§ TASK: Restate each line of the listing exactly, without carrying over any pictures.
########################################
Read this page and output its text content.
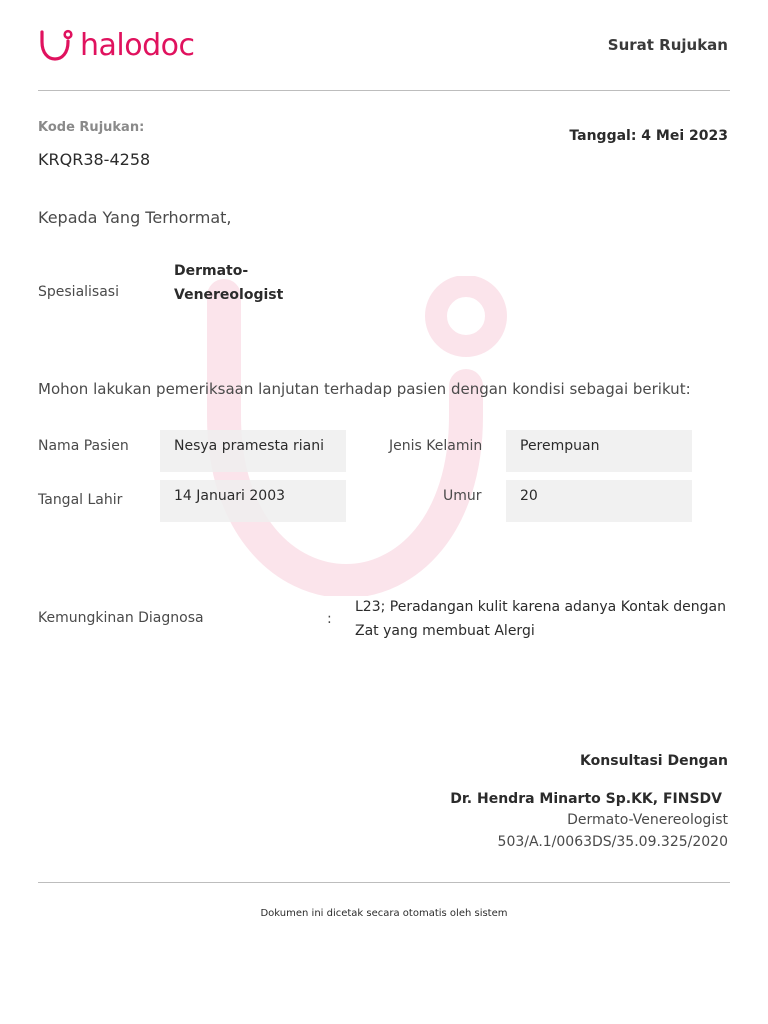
halodoc	Surat Rujukan
Kode Rujukan:
KRQR38-4258
Tanggal: 4 Mei 2023
Kepada Yang Terhormat,
Spesialisasi
Dermato-
Venereologist
Mohon lakukan pemeriksaan lanjutan terhadap pasien dengan kondisi sebagai berikut:
Nama Pasien	Nesya pramesta riani	Jenis Kelamin	Perempuan
Tangal Lahir	14 Januari 2003	Umur	20
Kemungkinan Diagnosa	:
L23; Peradangan kulit karena adanya Kontak dengan
Zat yang membuat Alergi
Konsultasi Dengan
Dr. Hendra Minarto Sp.KK, FINSDV
Dermato-Venereologist
503/A.1/0063DS/35.09.325/2020
Dokumen ini dicetak secara otomatis oleh sistem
########################################
§ PROBLEM SOLUTION:
Read this page and output its text content.
halodoc	Surat Rujukan
Kode Rujukan:
KRQR38-4258
Tanggal: 4 Mei 2023
Kepada Yang Terhormat,
Spesialisasi
Dermato-
Venereologist
Mohon lakukan pemeriksaan lanjutan terhadap pasien dengan kondisi sebagai berikut:
Nama Pasien	Nesya pramesta riani	Jenis Kelamin	Perempuan
Tangal Lahir	14 Januari 2003	Umur	20
Kemungkinan Diagnosa	:
L23; Peradangan kulit karena adanya Kontak dengan
Zat yang membuat Alergi
Konsultasi Dengan
Dr. Hendra Minarto Sp.KK, FINSDV
Dermato-Venereologist
503/A.1/0063DS/35.09.325/2020
Dokumen ini dicetak secara otomatis oleh sistem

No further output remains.